● Aim of the task
Copy each line of the records that contains the word "title".
┌─ Excerpted records
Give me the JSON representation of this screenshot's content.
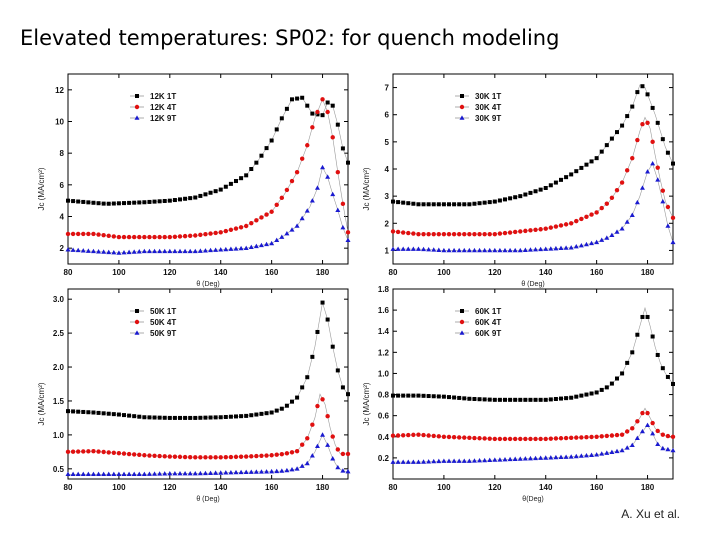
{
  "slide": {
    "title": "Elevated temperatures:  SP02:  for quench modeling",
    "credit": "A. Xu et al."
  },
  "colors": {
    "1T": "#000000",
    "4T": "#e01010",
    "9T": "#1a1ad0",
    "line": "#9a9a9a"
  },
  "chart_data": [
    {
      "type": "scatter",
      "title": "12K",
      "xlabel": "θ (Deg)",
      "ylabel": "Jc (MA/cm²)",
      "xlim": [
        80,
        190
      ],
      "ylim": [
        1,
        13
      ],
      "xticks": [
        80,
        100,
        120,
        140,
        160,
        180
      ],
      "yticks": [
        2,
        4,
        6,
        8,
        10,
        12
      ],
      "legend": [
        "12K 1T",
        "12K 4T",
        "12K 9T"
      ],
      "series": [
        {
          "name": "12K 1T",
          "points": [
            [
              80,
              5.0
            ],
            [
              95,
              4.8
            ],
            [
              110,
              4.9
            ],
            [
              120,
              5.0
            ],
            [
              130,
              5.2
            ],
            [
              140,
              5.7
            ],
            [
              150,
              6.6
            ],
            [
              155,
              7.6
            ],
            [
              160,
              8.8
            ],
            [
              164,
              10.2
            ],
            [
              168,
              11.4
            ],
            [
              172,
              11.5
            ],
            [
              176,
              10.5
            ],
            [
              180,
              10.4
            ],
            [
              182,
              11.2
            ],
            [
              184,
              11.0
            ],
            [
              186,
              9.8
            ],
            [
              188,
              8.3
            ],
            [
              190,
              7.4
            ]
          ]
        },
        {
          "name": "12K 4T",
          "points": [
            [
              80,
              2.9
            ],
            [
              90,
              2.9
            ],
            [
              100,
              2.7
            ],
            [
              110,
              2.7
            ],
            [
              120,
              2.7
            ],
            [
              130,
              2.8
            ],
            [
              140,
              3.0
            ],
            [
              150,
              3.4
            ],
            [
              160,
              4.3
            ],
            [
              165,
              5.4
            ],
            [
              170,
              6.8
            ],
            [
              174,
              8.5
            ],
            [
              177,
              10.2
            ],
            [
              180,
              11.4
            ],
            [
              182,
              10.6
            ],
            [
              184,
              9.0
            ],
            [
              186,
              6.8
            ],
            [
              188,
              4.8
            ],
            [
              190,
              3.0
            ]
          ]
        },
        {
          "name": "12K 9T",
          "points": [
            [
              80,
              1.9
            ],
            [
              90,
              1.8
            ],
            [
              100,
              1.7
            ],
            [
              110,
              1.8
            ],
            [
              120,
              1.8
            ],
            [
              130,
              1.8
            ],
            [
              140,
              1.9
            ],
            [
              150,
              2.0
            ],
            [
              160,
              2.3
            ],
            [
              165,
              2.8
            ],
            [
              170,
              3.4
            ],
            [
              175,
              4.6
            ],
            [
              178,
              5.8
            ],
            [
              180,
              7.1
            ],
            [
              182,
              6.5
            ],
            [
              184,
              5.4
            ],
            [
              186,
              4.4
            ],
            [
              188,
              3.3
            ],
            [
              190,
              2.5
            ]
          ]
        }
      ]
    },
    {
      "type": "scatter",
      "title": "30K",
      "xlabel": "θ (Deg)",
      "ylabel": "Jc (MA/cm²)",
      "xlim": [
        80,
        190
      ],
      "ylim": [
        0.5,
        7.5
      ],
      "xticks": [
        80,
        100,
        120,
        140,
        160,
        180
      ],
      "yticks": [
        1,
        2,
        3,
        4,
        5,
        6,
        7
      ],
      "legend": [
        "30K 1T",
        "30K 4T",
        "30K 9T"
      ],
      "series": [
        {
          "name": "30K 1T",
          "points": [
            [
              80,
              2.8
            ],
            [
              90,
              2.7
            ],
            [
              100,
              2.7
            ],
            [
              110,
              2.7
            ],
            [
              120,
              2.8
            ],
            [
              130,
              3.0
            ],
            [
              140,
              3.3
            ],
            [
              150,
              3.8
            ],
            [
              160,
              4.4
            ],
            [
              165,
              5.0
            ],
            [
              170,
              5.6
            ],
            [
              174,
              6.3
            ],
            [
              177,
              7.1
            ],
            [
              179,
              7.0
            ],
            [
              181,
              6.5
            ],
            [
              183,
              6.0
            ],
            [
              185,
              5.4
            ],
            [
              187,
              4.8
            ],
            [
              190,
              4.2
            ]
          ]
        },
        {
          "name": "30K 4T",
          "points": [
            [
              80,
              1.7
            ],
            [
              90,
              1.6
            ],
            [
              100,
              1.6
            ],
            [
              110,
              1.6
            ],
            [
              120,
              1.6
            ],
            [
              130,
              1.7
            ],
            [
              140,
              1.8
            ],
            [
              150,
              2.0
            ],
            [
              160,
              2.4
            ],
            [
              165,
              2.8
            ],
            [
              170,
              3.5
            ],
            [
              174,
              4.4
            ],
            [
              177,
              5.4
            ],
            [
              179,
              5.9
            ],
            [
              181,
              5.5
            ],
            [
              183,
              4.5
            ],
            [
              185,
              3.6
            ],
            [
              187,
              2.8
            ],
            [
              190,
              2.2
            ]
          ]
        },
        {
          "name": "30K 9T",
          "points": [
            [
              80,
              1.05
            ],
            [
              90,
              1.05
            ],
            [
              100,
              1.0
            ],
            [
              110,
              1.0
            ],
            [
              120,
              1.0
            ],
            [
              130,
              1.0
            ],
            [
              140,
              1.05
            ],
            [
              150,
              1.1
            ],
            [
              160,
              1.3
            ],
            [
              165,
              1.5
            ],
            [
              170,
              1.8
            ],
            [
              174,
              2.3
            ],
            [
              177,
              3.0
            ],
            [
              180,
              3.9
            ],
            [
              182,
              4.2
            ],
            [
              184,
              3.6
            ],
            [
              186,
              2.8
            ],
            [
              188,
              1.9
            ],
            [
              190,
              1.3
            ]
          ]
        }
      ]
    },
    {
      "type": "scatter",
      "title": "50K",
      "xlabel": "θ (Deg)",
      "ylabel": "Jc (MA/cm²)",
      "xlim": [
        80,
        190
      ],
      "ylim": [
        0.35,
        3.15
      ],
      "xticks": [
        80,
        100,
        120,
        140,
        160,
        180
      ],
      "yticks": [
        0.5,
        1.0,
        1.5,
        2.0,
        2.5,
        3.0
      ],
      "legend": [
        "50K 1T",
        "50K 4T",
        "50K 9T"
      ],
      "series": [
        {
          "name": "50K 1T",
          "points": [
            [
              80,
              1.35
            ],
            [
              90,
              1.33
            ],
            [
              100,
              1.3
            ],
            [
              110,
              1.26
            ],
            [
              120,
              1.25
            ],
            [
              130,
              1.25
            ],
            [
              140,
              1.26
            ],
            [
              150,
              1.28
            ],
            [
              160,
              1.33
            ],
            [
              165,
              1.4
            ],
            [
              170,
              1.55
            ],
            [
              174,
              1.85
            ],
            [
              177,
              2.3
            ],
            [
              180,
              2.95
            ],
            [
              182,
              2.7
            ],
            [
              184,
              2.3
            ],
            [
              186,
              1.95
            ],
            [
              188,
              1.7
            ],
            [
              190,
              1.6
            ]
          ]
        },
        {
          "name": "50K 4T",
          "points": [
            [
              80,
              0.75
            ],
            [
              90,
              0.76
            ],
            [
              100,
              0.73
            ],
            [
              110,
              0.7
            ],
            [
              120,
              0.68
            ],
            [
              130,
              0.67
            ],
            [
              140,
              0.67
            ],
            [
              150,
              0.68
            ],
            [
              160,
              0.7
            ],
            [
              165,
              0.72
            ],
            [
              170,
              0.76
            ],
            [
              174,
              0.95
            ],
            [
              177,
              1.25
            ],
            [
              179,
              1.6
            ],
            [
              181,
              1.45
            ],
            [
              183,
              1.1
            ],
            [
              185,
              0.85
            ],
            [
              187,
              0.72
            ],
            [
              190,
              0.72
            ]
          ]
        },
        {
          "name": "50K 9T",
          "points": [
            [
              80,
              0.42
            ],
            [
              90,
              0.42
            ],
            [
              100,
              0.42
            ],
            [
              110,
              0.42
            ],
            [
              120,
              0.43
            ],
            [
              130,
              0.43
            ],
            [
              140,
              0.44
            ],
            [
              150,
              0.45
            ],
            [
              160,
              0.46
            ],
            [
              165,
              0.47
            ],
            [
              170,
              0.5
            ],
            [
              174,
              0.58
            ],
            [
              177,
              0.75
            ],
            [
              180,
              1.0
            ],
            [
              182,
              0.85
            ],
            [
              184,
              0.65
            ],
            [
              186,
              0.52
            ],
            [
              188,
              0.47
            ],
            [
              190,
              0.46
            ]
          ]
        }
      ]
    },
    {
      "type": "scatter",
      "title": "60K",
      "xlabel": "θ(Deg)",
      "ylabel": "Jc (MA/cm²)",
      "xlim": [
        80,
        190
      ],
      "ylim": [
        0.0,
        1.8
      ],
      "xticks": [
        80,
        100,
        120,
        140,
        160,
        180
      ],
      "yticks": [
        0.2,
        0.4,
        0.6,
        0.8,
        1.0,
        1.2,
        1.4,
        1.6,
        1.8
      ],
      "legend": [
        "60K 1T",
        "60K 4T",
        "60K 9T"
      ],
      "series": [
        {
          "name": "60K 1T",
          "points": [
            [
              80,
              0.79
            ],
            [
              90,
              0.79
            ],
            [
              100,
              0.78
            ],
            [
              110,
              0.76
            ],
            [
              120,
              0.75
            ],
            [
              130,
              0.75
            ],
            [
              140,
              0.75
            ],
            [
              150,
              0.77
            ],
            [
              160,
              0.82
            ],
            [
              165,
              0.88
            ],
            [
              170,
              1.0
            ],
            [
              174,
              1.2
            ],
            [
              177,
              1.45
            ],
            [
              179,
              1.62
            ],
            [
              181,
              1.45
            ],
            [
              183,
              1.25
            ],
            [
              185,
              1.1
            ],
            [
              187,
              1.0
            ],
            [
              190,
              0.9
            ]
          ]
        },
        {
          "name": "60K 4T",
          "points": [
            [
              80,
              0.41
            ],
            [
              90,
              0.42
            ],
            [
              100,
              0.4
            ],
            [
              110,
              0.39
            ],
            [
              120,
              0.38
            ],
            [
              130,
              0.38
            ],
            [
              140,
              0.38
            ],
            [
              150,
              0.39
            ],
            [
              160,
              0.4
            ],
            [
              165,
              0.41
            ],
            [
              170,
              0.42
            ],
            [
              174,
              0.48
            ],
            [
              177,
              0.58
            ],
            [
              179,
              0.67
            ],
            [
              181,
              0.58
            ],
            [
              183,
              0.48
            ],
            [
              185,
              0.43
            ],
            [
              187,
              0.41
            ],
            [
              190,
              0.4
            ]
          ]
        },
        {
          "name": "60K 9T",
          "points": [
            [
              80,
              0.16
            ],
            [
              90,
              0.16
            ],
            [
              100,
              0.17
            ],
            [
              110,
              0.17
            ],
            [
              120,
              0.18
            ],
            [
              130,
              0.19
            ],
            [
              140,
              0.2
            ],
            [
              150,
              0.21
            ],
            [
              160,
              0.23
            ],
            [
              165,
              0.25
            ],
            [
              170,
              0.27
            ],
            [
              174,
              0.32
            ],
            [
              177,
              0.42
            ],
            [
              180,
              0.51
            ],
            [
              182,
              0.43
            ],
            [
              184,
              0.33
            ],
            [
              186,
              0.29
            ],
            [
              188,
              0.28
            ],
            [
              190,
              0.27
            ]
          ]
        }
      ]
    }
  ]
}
└─
● Worked solution
    "title": "Elevated temperatures:  SP02:  for quench modeling",
      "title": "12K",
      "title": "30K",
      "title": "50K",
      "title": "60K",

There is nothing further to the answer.